● **YOUR INSTRUCTIONS**
Leave the pictures out. Return all other data exactly.

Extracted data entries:
* * * * * * *
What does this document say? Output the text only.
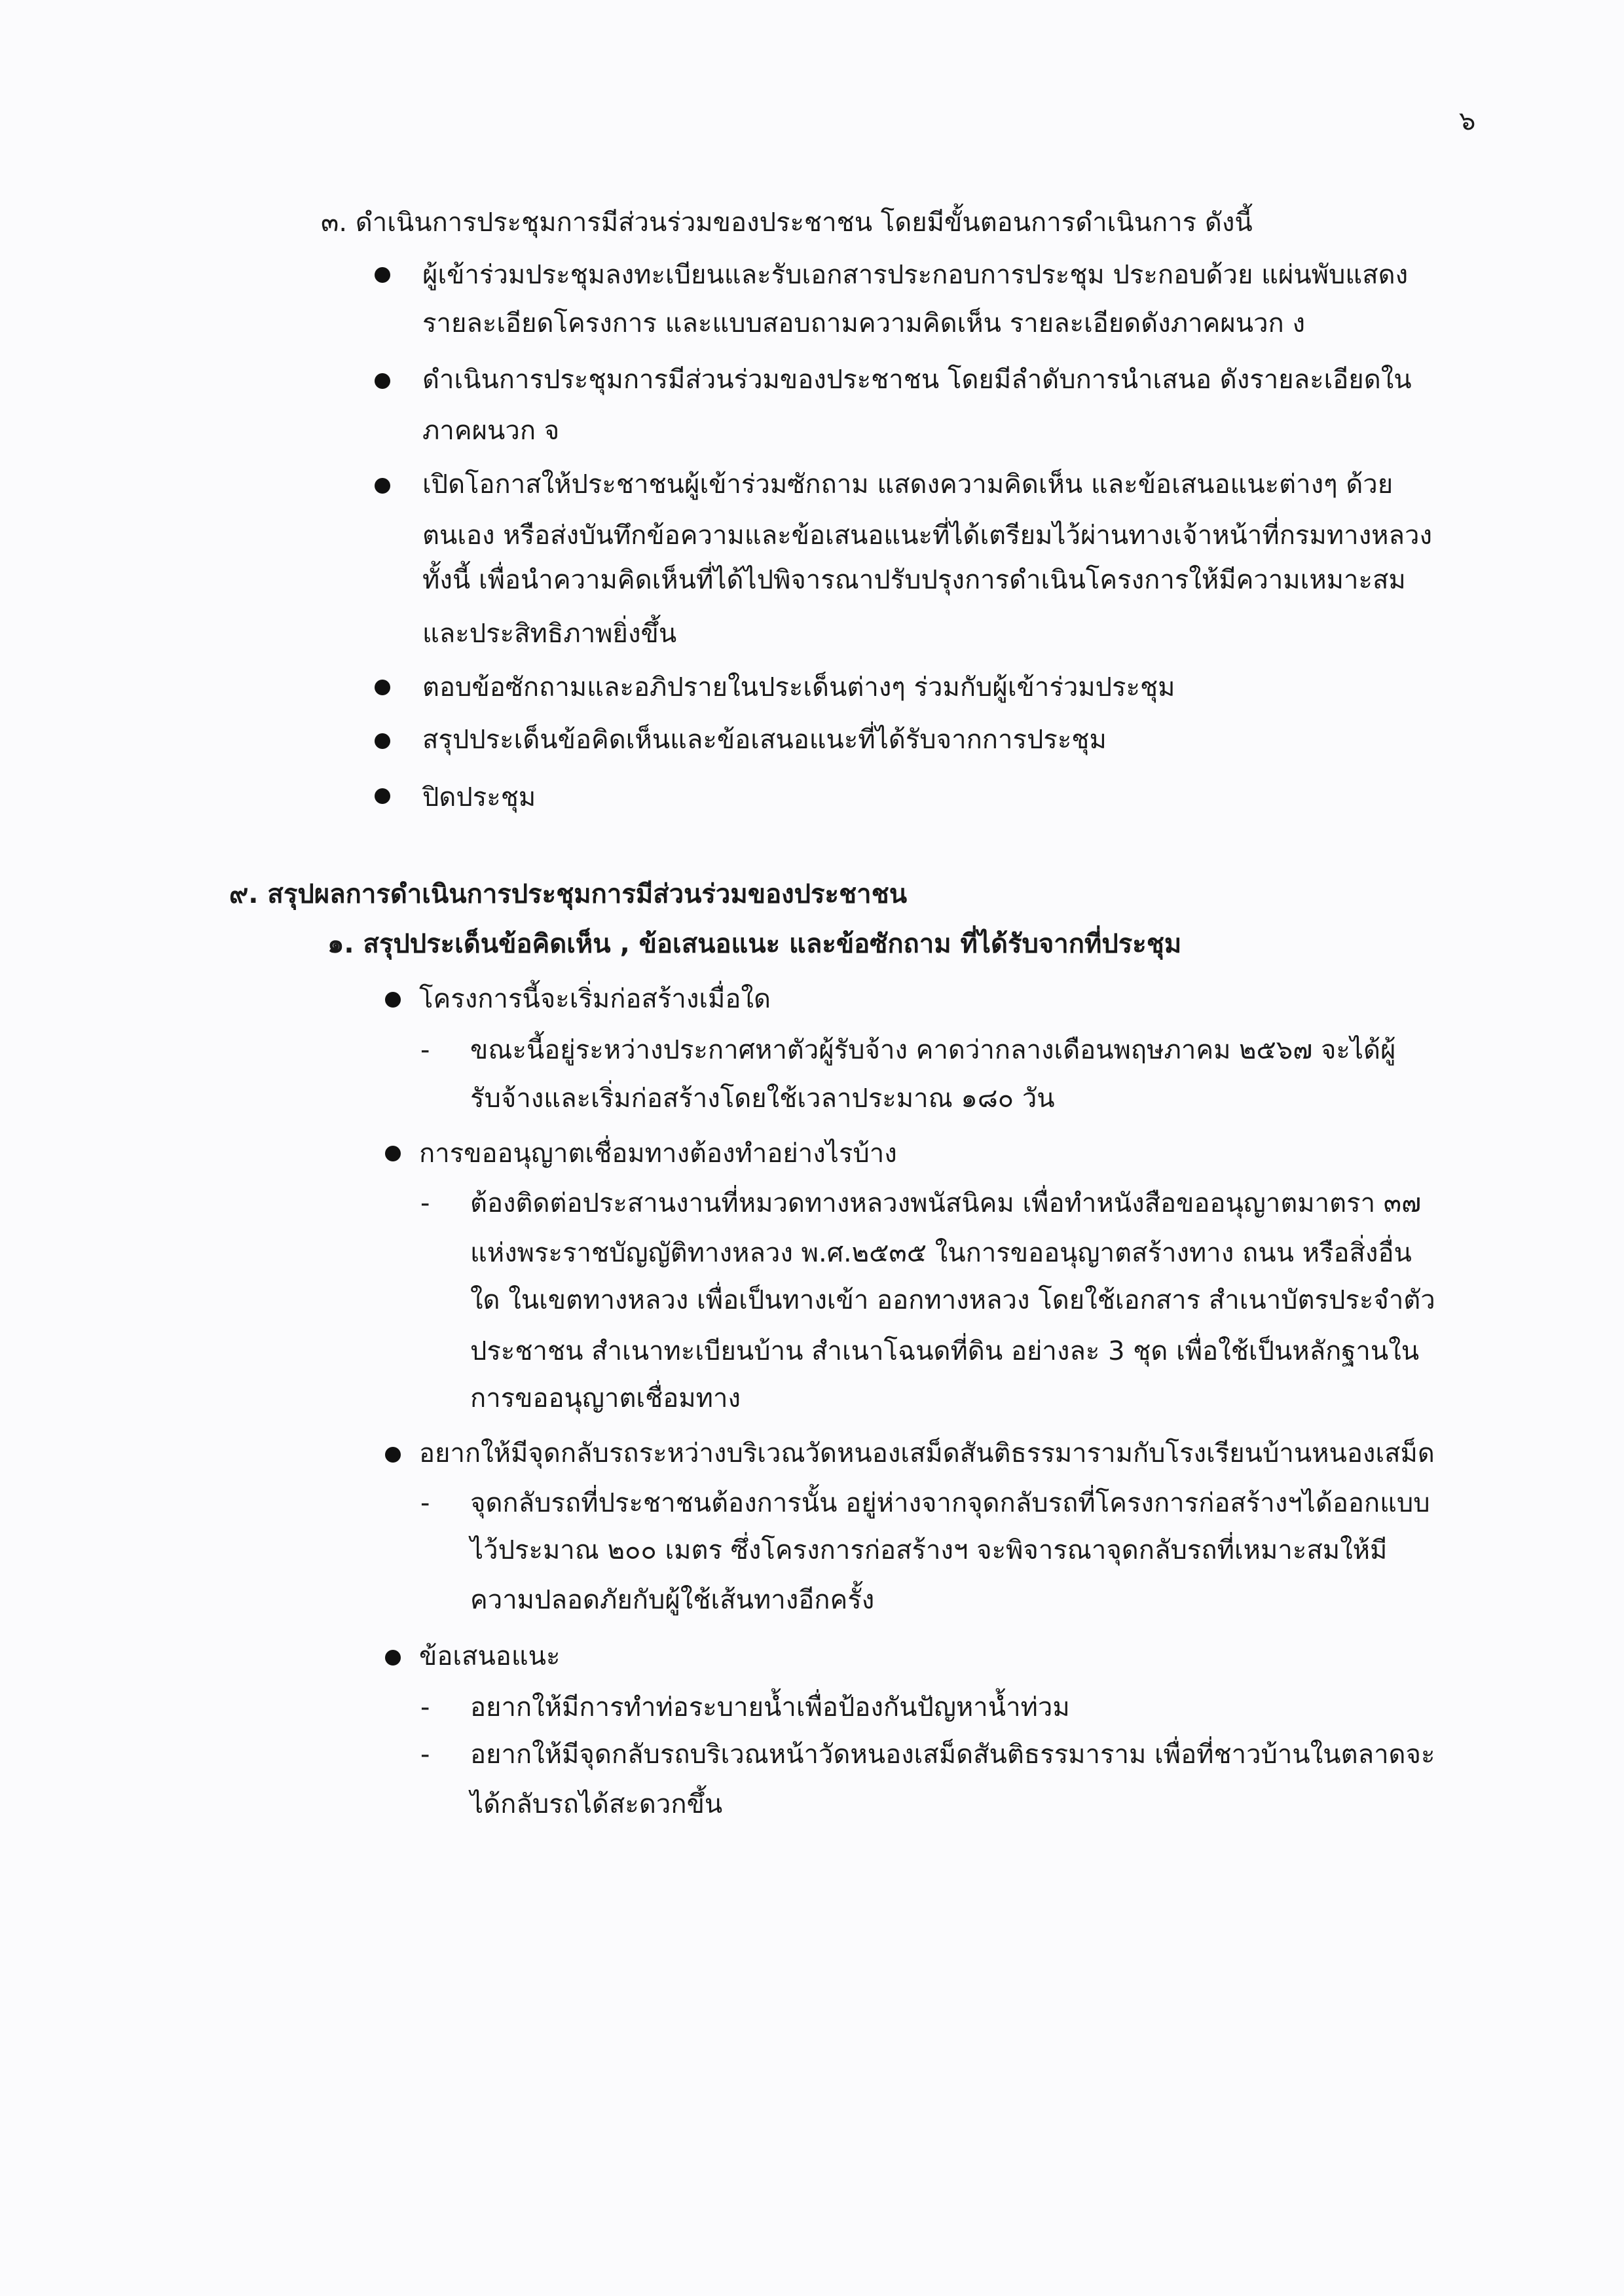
๖
๓. ดำเนินการประชุมการมีส่วนร่วมของประชาชน โดยมีขั้นตอนการดำเนินการ ดังนี้
ผู้เข้าร่วมประชุมลงทะเบียนและรับเอกสารประกอบการประชุม ประกอบด้วย แผ่นพับแสดง
รายละเอียดโครงการ และแบบสอบถามความคิดเห็น รายละเอียดดังภาคผนวก ง
ดำเนินการประชุมการมีส่วนร่วมของประชาชน โดยมีลำดับการนำเสนอ ดังรายละเอียดใน
ภาคผนวก จ
เปิดโอกาสให้ประชาชนผู้เข้าร่วมซักถาม แสดงความคิดเห็น และข้อเสนอแนะต่างๆ ด้วย
ตนเอง หรือส่งบันทึกข้อความและข้อเสนอแนะที่ได้เตรียมไว้ผ่านทางเจ้าหน้าที่กรมทางหลวง
ทั้งนี้ เพื่อนำความคิดเห็นที่ได้ไปพิจารณาปรับปรุงการดำเนินโครงการให้มีความเหมาะสม
และประสิทธิภาพยิ่งขึ้น
ตอบข้อซักถามและอภิปรายในประเด็นต่างๆ ร่วมกับผู้เข้าร่วมประชุม
สรุปประเด็นข้อคิดเห็นและข้อเสนอแนะที่ได้รับจากการประชุม
ปิดประชุม
๙. สรุปผลการดำเนินการประชุมการมีส่วนร่วมของประชาชน
๑. สรุปประเด็นข้อคิดเห็น , ข้อเสนอแนะ และข้อซักถาม ที่ได้รับจากที่ประชุม
โครงการนี้จะเริ่มก่อสร้างเมื่อใด
- ขณะนี้อยู่ระหว่างประกาศหาตัวผู้รับจ้าง คาดว่ากลางเดือนพฤษภาคม ๒๕๖๗ จะได้ผู้
รับจ้างและเริ่มก่อสร้างโดยใช้เวลาประมาณ ๑๘๐ วัน
การขออนุญาตเชื่อมทางต้องทำอย่างไรบ้าง
- ต้องติดต่อประสานงานที่หมวดทางหลวงพนัสนิคม เพื่อทำหนังสือขออนุญาตมาตรา ๓๗
แห่งพระราชบัญญัติทางหลวง พ.ศ.๒๕๓๕ ในการขออนุญาตสร้างทาง ถนน หรือสิ่งอื่น
ใด ในเขตทางหลวง เพื่อเป็นทางเข้า ออกทางหลวง โดยใช้เอกสาร สำเนาบัตรประจำตัว
ประชาชน สำเนาทะเบียนบ้าน สำเนาโฉนดที่ดิน อย่างละ 3 ชุด เพื่อใช้เป็นหลักฐานใน
การขออนุญาตเชื่อมทาง
อยากให้มีจุดกลับรถระหว่างบริเวณวัดหนองเสม็ดสันติธรรมารามกับโรงเรียนบ้านหนองเสม็ด
- จุดกลับรถที่ประชาชนต้องการนั้น อยู่ห่างจากจุดกลับรถที่โครงการก่อสร้างฯได้ออกแบบ
ไว้ประมาณ ๒๐๐ เมตร ซึ่งโครงการก่อสร้างฯ จะพิจารณาจุดกลับรถที่เหมาะสมให้มี
ความปลอดภัยกับผู้ใช้เส้นทางอีกครั้ง
ข้อเสนอแนะ
- อยากให้มีการทำท่อระบายน้ำเพื่อป้องกันปัญหาน้ำท่วม
- อยากให้มีจุดกลับรถบริเวณหน้าวัดหนองเสม็ดสันติธรรมาราม เพื่อที่ชาวบ้านในตลาดจะ
ได้กลับรถได้สะดวกขึ้น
* * * * * * *
● **COMPLETED TASK**
What does this document say? Output the text only.
๖
๓. ดำเนินการประชุมการมีส่วนร่วมของประชาชน โดยมีขั้นตอนการดำเนินการ ดังนี้
ผู้เข้าร่วมประชุมลงทะเบียนและรับเอกสารประกอบการประชุม ประกอบด้วย แผ่นพับแสดง
รายละเอียดโครงการ และแบบสอบถามความคิดเห็น รายละเอียดดังภาคผนวก ง
ดำเนินการประชุมการมีส่วนร่วมของประชาชน โดยมีลำดับการนำเสนอ ดังรายละเอียดใน
ภาคผนวก จ
เปิดโอกาสให้ประชาชนผู้เข้าร่วมซักถาม แสดงความคิดเห็น และข้อเสนอแนะต่างๆ ด้วย
ตนเอง หรือส่งบันทึกข้อความและข้อเสนอแนะที่ได้เตรียมไว้ผ่านทางเจ้าหน้าที่กรมทางหลวง
ทั้งนี้ เพื่อนำความคิดเห็นที่ได้ไปพิจารณาปรับปรุงการดำเนินโครงการให้มีความเหมาะสม
และประสิทธิภาพยิ่งขึ้น
ตอบข้อซักถามและอภิปรายในประเด็นต่างๆ ร่วมกับผู้เข้าร่วมประชุม
สรุปประเด็นข้อคิดเห็นและข้อเสนอแนะที่ได้รับจากการประชุม
ปิดประชุม
๙. สรุปผลการดำเนินการประชุมการมีส่วนร่วมของประชาชน
๑. สรุปประเด็นข้อคิดเห็น , ข้อเสนอแนะ และข้อซักถาม ที่ได้รับจากที่ประชุม
โครงการนี้จะเริ่มก่อสร้างเมื่อใด
- ขณะนี้อยู่ระหว่างประกาศหาตัวผู้รับจ้าง คาดว่ากลางเดือนพฤษภาคม ๒๕๖๗ จะได้ผู้
รับจ้างและเริ่มก่อสร้างโดยใช้เวลาประมาณ ๑๘๐ วัน
การขออนุญาตเชื่อมทางต้องทำอย่างไรบ้าง
- ต้องติดต่อประสานงานที่หมวดทางหลวงพนัสนิคม เพื่อทำหนังสือขออนุญาตมาตรา ๓๗
แห่งพระราชบัญญัติทางหลวง พ.ศ.๒๕๓๕ ในการขออนุญาตสร้างทาง ถนน หรือสิ่งอื่น
ใด ในเขตทางหลวง เพื่อเป็นทางเข้า ออกทางหลวง โดยใช้เอกสาร สำเนาบัตรประจำตัว
ประชาชน สำเนาทะเบียนบ้าน สำเนาโฉนดที่ดิน อย่างละ 3 ชุด เพื่อใช้เป็นหลักฐานใน
การขออนุญาตเชื่อมทาง
อยากให้มีจุดกลับรถระหว่างบริเวณวัดหนองเสม็ดสันติธรรมารามกับโรงเรียนบ้านหนองเสม็ด
- จุดกลับรถที่ประชาชนต้องการนั้น อยู่ห่างจากจุดกลับรถที่โครงการก่อสร้างฯได้ออกแบบ
ไว้ประมาณ ๒๐๐ เมตร ซึ่งโครงการก่อสร้างฯ จะพิจารณาจุดกลับรถที่เหมาะสมให้มี
ความปลอดภัยกับผู้ใช้เส้นทางอีกครั้ง
ข้อเสนอแนะ
- อยากให้มีการทำท่อระบายน้ำเพื่อป้องกันปัญหาน้ำท่วม
- อยากให้มีจุดกลับรถบริเวณหน้าวัดหนองเสม็ดสันติธรรมาราม เพื่อที่ชาวบ้านในตลาดจะ
ได้กลับรถได้สะดวกขึ้น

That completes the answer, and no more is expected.